TO DO:
Please give back each entry below unaltered, leaving the pictures out.

==== DATA EXTRACTS ====

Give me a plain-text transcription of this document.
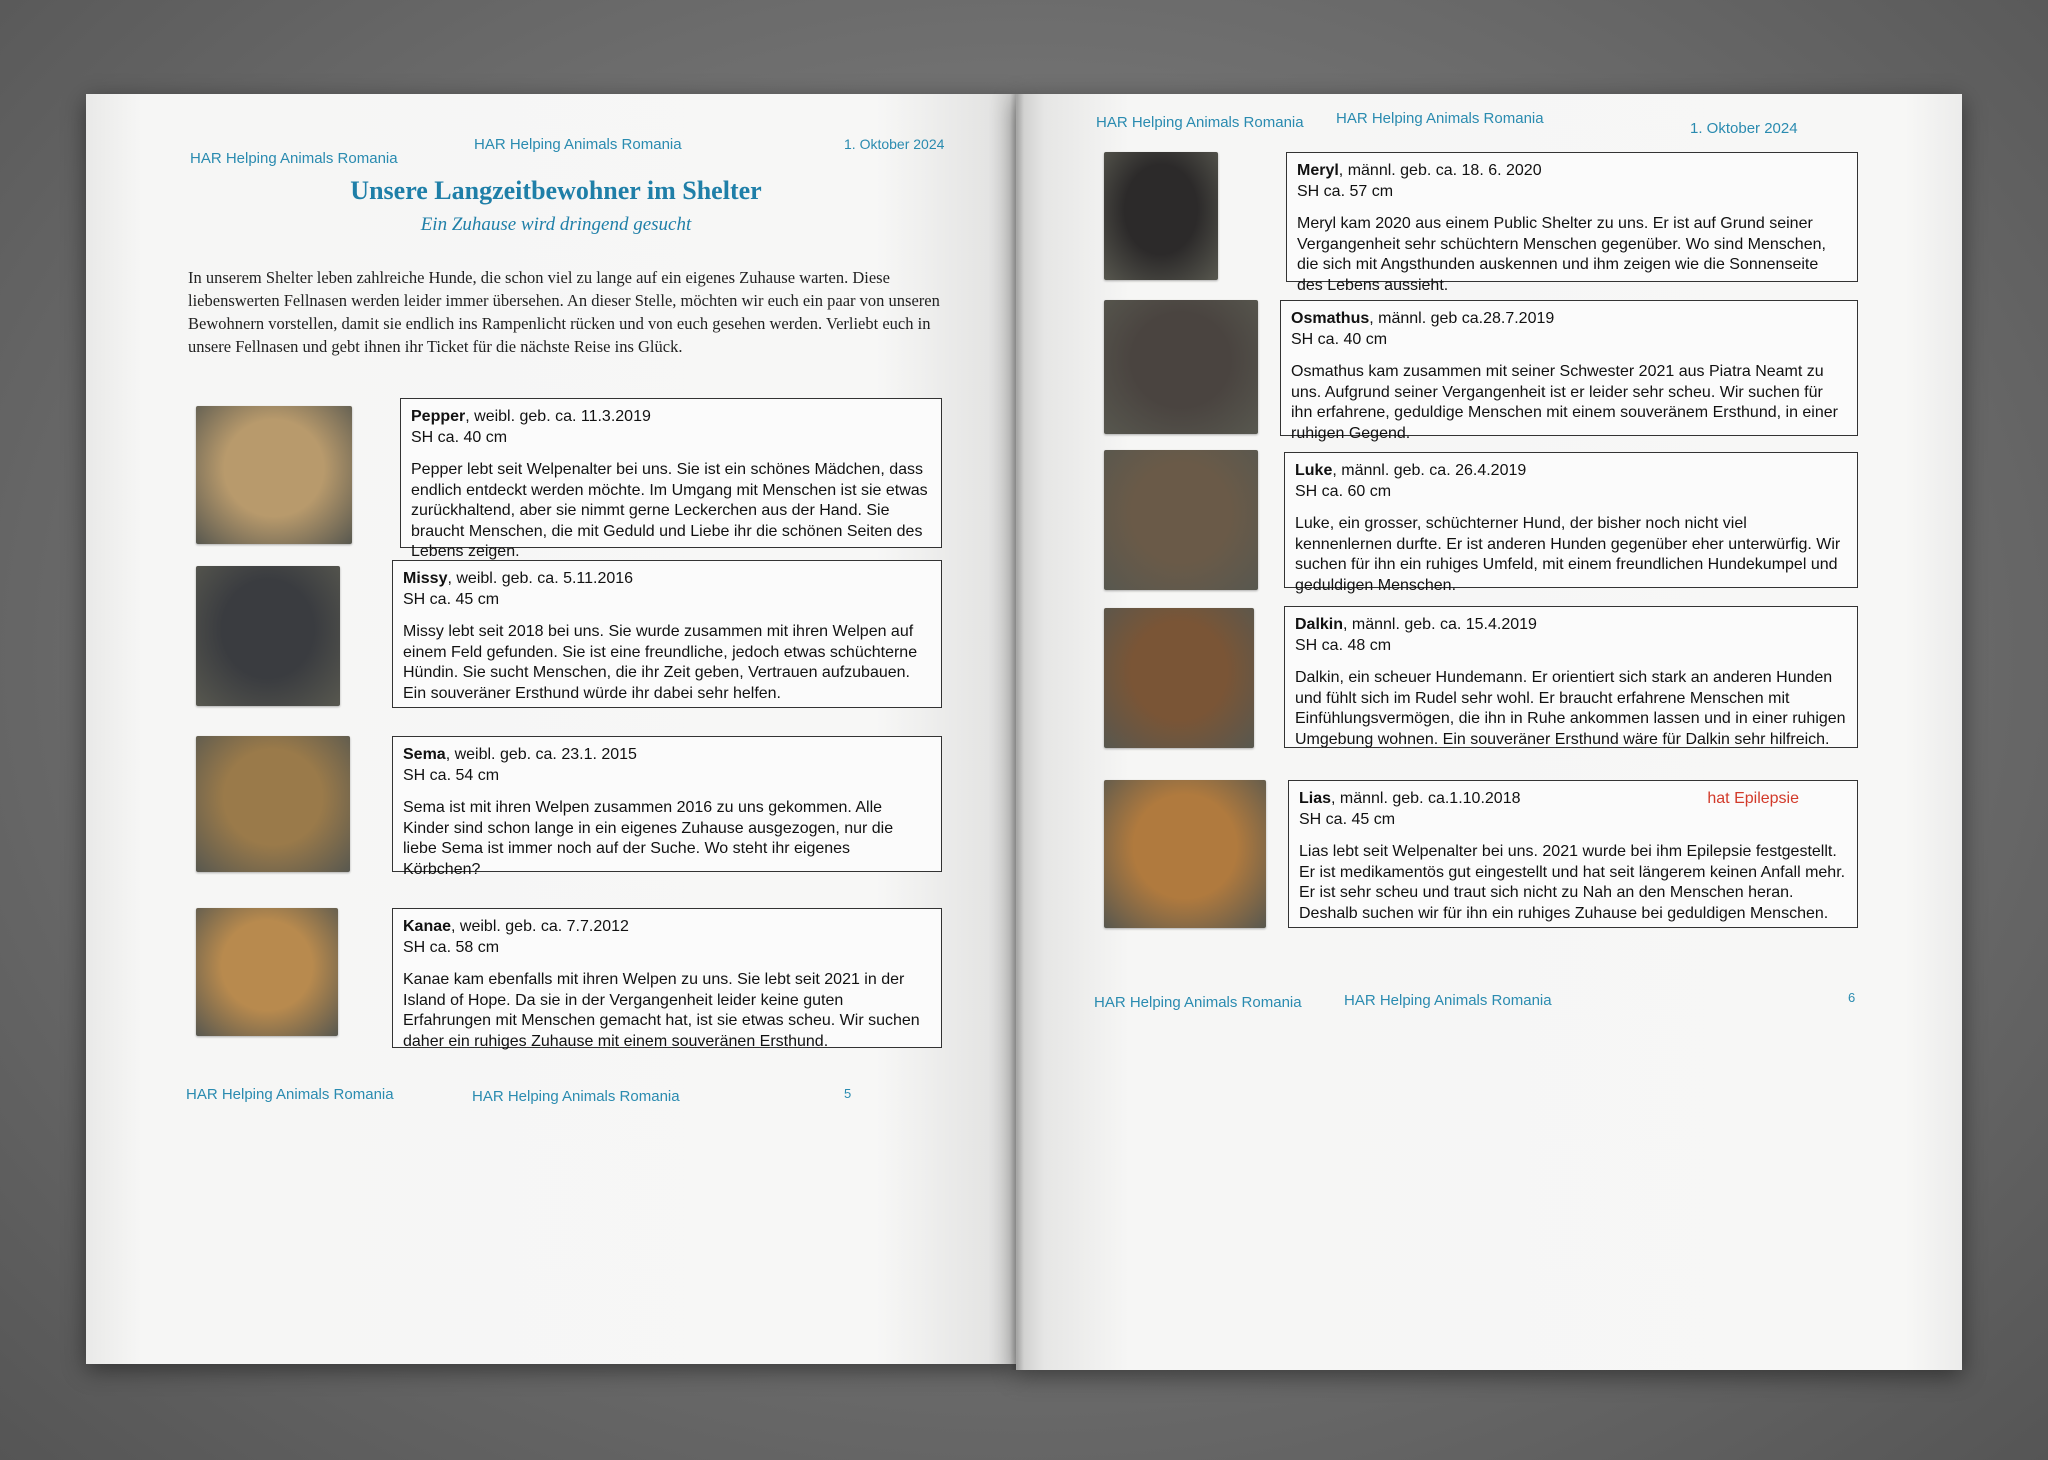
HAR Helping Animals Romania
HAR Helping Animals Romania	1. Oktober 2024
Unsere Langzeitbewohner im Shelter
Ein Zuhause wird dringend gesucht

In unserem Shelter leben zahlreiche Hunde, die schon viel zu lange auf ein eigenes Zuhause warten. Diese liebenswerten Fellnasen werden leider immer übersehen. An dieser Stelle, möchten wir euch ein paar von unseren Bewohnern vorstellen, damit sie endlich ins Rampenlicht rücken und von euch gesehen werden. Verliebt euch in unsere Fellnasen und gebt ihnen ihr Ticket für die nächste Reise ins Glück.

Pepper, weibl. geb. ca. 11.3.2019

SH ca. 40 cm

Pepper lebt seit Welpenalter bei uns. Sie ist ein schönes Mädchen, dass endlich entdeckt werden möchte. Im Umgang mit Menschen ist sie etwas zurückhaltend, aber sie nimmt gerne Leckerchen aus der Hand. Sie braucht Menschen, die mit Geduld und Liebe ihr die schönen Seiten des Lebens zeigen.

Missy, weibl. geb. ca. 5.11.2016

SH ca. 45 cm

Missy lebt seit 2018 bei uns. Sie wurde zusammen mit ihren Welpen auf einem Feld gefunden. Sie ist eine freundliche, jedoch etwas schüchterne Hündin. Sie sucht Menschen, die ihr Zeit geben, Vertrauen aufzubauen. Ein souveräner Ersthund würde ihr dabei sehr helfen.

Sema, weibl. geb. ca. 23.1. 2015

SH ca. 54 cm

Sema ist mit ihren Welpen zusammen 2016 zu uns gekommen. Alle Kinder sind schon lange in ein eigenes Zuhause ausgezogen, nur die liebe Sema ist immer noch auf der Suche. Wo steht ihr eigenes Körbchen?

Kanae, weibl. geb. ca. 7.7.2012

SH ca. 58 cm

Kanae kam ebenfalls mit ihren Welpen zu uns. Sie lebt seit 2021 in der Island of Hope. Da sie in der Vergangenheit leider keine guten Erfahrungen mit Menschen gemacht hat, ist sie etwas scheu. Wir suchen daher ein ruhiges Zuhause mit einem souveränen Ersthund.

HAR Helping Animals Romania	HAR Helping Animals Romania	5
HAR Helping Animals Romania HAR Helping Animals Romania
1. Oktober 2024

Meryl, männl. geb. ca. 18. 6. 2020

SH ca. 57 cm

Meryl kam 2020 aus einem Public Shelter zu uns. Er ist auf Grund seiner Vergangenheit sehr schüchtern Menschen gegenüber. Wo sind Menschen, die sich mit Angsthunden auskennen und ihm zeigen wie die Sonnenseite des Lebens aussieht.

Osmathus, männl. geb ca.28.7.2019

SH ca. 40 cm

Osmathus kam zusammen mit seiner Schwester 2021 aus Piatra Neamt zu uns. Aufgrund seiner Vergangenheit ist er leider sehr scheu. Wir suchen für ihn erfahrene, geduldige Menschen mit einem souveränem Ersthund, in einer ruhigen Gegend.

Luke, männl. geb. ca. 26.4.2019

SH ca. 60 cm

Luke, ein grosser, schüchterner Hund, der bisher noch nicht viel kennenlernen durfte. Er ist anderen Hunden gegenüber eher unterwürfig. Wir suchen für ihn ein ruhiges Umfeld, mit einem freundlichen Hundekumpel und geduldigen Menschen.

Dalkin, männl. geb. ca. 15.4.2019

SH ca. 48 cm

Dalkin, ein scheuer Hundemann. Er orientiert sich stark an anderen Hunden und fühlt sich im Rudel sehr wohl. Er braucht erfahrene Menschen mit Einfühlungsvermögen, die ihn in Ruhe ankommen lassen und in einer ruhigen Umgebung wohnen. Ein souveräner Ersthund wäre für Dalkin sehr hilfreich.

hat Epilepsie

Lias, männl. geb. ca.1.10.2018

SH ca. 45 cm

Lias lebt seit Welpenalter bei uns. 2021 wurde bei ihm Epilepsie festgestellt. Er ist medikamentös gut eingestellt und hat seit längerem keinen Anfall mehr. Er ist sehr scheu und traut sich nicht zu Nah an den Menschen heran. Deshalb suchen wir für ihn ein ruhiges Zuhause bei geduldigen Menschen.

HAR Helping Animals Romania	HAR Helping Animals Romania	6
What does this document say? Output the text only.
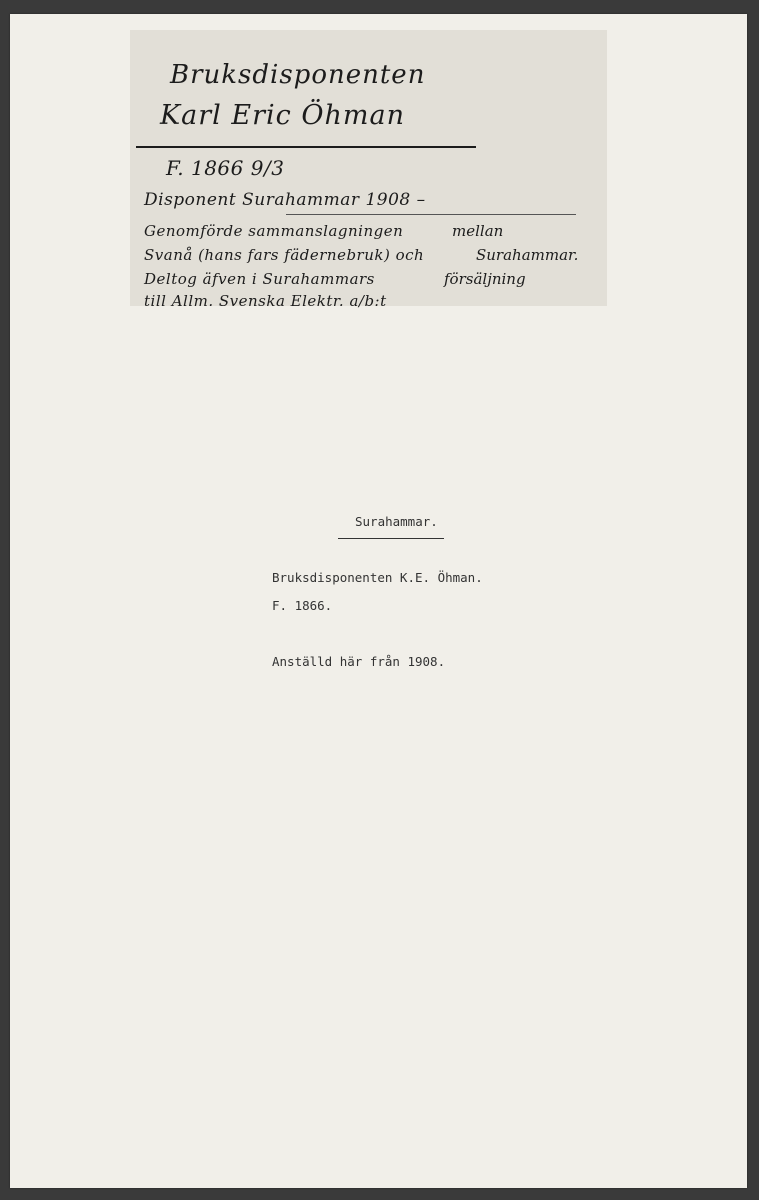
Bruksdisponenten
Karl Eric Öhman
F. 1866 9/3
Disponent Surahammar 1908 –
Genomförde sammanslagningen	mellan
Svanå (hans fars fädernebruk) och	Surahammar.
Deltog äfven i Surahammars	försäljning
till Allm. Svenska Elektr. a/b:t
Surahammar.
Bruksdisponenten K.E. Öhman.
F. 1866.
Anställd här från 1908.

====

EXERCISE SOLUTION:
Give me a plain-text transcription of this document.
HAR Helping Animals Romania
HAR Helping Animals Romania	1. Oktober 2024
Unsere Langzeitbewohner im Shelter
Ein Zuhause wird dringend gesucht

In unserem Shelter leben zahlreiche Hunde, die schon viel zu lange auf ein eigenes Zuhause warten. Diese liebenswerten Fellnasen werden leider immer übersehen. An dieser Stelle, möchten wir euch ein paar von unseren Bewohnern vorstellen, damit sie endlich ins Rampenlicht rücken und von euch gesehen werden. Verliebt euch in unsere Fellnasen und gebt ihnen ihr Ticket für die nächste Reise ins Glück.

Pepper, weibl. geb. ca. 11.3.2019

SH ca. 40 cm

Pepper lebt seit Welpenalter bei uns. Sie ist ein schönes Mädchen, dass endlich entdeckt werden möchte. Im Umgang mit Menschen ist sie etwas zurückhaltend, aber sie nimmt gerne Leckerchen aus der Hand. Sie braucht Menschen, die mit Geduld und Liebe ihr die schönen Seiten des Lebens zeigen.

Missy, weibl. geb. ca. 5.11.2016

SH ca. 45 cm

Missy lebt seit 2018 bei uns. Sie wurde zusammen mit ihren Welpen auf einem Feld gefunden. Sie ist eine freundliche, jedoch etwas schüchterne Hündin. Sie sucht Menschen, die ihr Zeit geben, Vertrauen aufzubauen. Ein souveräner Ersthund würde ihr dabei sehr helfen.

Sema, weibl. geb. ca. 23.1. 2015

SH ca. 54 cm

Sema ist mit ihren Welpen zusammen 2016 zu uns gekommen. Alle Kinder sind schon lange in ein eigenes Zuhause ausgezogen, nur die liebe Sema ist immer noch auf der Suche. Wo steht ihr eigenes Körbchen?

Kanae, weibl. geb. ca. 7.7.2012

SH ca. 58 cm

Kanae kam ebenfalls mit ihren Welpen zu uns. Sie lebt seit 2021 in der Island of Hope. Da sie in der Vergangenheit leider keine guten Erfahrungen mit Menschen gemacht hat, ist sie etwas scheu. Wir suchen daher ein ruhiges Zuhause mit einem souveränen Ersthund.

HAR Helping Animals Romania	HAR Helping Animals Romania	5
HAR Helping Animals Romania HAR Helping Animals Romania
1. Oktober 2024

Meryl, männl. geb. ca. 18. 6. 2020

SH ca. 57 cm

Meryl kam 2020 aus einem Public Shelter zu uns. Er ist auf Grund seiner Vergangenheit sehr schüchtern Menschen gegenüber. Wo sind Menschen, die sich mit Angsthunden auskennen und ihm zeigen wie die Sonnenseite des Lebens aussieht.

Osmathus, männl. geb ca.28.7.2019

SH ca. 40 cm

Osmathus kam zusammen mit seiner Schwester 2021 aus Piatra Neamt zu uns. Aufgrund seiner Vergangenheit ist er leider sehr scheu. Wir suchen für ihn erfahrene, geduldige Menschen mit einem souveränem Ersthund, in einer ruhigen Gegend.

Luke, männl. geb. ca. 26.4.2019

SH ca. 60 cm

Luke, ein grosser, schüchterner Hund, der bisher noch nicht viel kennenlernen durfte. Er ist anderen Hunden gegenüber eher unterwürfig. Wir suchen für ihn ein ruhiges Umfeld, mit einem freundlichen Hundekumpel und geduldigen Menschen.

Dalkin, männl. geb. ca. 15.4.2019

SH ca. 48 cm

Dalkin, ein scheuer Hundemann. Er orientiert sich stark an anderen Hunden und fühlt sich im Rudel sehr wohl. Er braucht erfahrene Menschen mit Einfühlungsvermögen, die ihn in Ruhe ankommen lassen und in einer ruhigen Umgebung wohnen. Ein souveräner Ersthund wäre für Dalkin sehr hilfreich.

hat Epilepsie

Lias, männl. geb. ca.1.10.2018

SH ca. 45 cm

Lias lebt seit Welpenalter bei uns. 2021 wurde bei ihm Epilepsie festgestellt. Er ist medikamentös gut eingestellt und hat seit längerem keinen Anfall mehr. Er ist sehr scheu und traut sich nicht zu Nah an den Menschen heran. Deshalb suchen wir für ihn ein ruhiges Zuhause bei geduldigen Menschen.

HAR Helping Animals Romania	HAR Helping Animals Romania	6
What does this document say? Output the text only.
Bruksdisponenten
Karl Eric Öhman
F. 1866 9/3
Disponent Surahammar 1908 –
Genomförde sammanslagningen	mellan
Svanå (hans fars fädernebruk) och	Surahammar.
Deltog äfven i Surahammars	försäljning
till Allm. Svenska Elektr. a/b:t
Surahammar.
Bruksdisponenten K.E. Öhman.
F. 1866.
Anställd här från 1908.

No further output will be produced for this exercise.